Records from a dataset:
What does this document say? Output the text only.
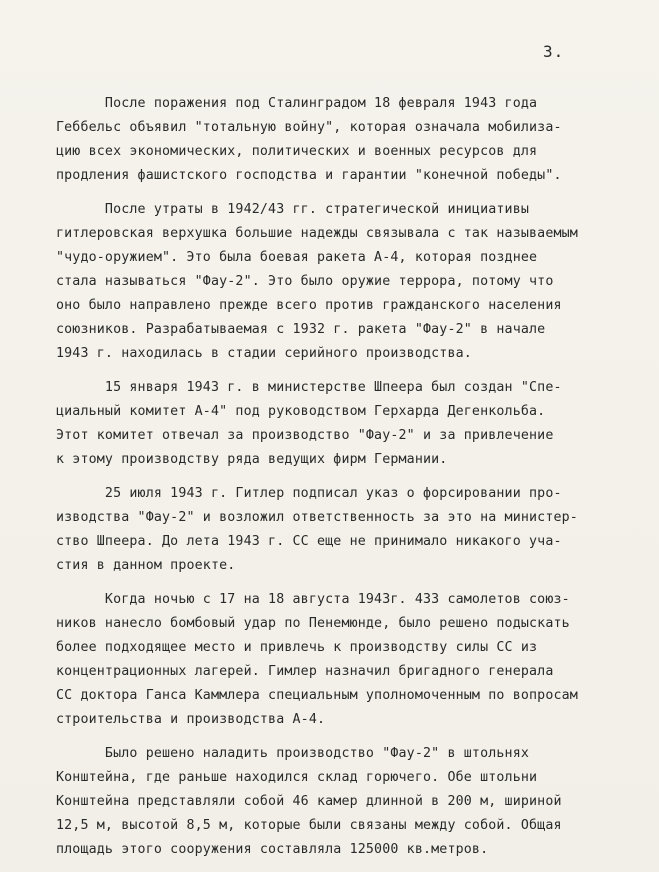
3.
После поражения под Сталинградом 18 февраля 1943 года
Геббельс объявил "тотальную войну", которая означала мобилиза-
цию всех экономических, политических и военных ресурсов для
продления фашистского господства и гарантии "конечной победы".
После утраты в 1942/43 гг. стратегической инициативы
гитлеровская верхушка большие надежды связывала с так называемым
"чудо-оружием". Это была боевая ракета А-4, которая позднее
стала называться "Фау-2". Это было оружие террора, потому что
оно было направлено прежде всего против гражданского населения
союзников. Разрабатываемая с 1932 г. ракета "Фау-2" в начале
1943 г. находилась в стадии серийного производства.
15 января 1943 г. в министерстве Шпеера был создан "Спе-
циальный комитет А-4" под руководством Герхарда Дегенкольба.
Этот комитет отвечал за производство "Фау-2" и за привлечение
к этому производству ряда ведущих фирм Германии.
25 июля 1943 г. Гитлер подписал указ о форсировании про-
изводства "Фау-2" и возложил ответственность за это на министер-
ство Шпеера. До лета 1943 г. СС еще не принимало никакого уча-
стия в данном проекте.
Когда ночью с 17 на 18 августа 1943г. 433 самолетов союз-
ников нанесло бомбовый удар по Пенемюнде, было решено подыскать
более подходящее место и привлечь к производству силы СС из
концентрационных лагерей. Гимлер назначил бригадного генерала
СС доктора Ганса Каммлера специальным уполномоченным по вопросам
строительства и производства А-4.
Было решено наладить производство "Фау-2" в штольнях
Конштейна, где раньше находился склад горючего. Обе штольни
Конштейна представляли собой 46 камер длинной в 200 м, шириной
12,5 м, высотой 8,5 м, которые были связаны между собой. Общая
площадь этого сооружения составляла 125000 кв.метров.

> [TO DO]: Copy all of the entries verbatim, leaving out any pictures they contain.

> [PROBLEM SOLUTION]:
What does this document say? Output the text only.
3.
После поражения под Сталинградом 18 февраля 1943 года
Геббельс объявил "тотальную войну", которая означала мобилиза-
цию всех экономических, политических и военных ресурсов для
продления фашистского господства и гарантии "конечной победы".
После утраты в 1942/43 гг. стратегической инициативы
гитлеровская верхушка большие надежды связывала с так называемым
"чудо-оружием". Это была боевая ракета А-4, которая позднее
стала называться "Фау-2". Это было оружие террора, потому что
оно было направлено прежде всего против гражданского населения
союзников. Разрабатываемая с 1932 г. ракета "Фау-2" в начале
1943 г. находилась в стадии серийного производства.
15 января 1943 г. в министерстве Шпеера был создан "Спе-
циальный комитет А-4" под руководством Герхарда Дегенкольба.
Этот комитет отвечал за производство "Фау-2" и за привлечение
к этому производству ряда ведущих фирм Германии.
25 июля 1943 г. Гитлер подписал указ о форсировании про-
изводства "Фау-2" и возложил ответственность за это на министер-
ство Шпеера. До лета 1943 г. СС еще не принимало никакого уча-
стия в данном проекте.
Когда ночью с 17 на 18 августа 1943г. 433 самолетов союз-
ников нанесло бомбовый удар по Пенемюнде, было решено подыскать
более подходящее место и привлечь к производству силы СС из
концентрационных лагерей. Гимлер назначил бригадного генерала
СС доктора Ганса Каммлера специальным уполномоченным по вопросам
строительства и производства А-4.
Было решено наладить производство "Фау-2" в штольнях
Конштейна, где раньше находился склад горючего. Обе штольни
Конштейна представляли собой 46 камер длинной в 200 м, шириной
12,5 м, высотой 8,5 м, которые были связаны между собой. Общая
площадь этого сооружения составляла 125000 кв.метров.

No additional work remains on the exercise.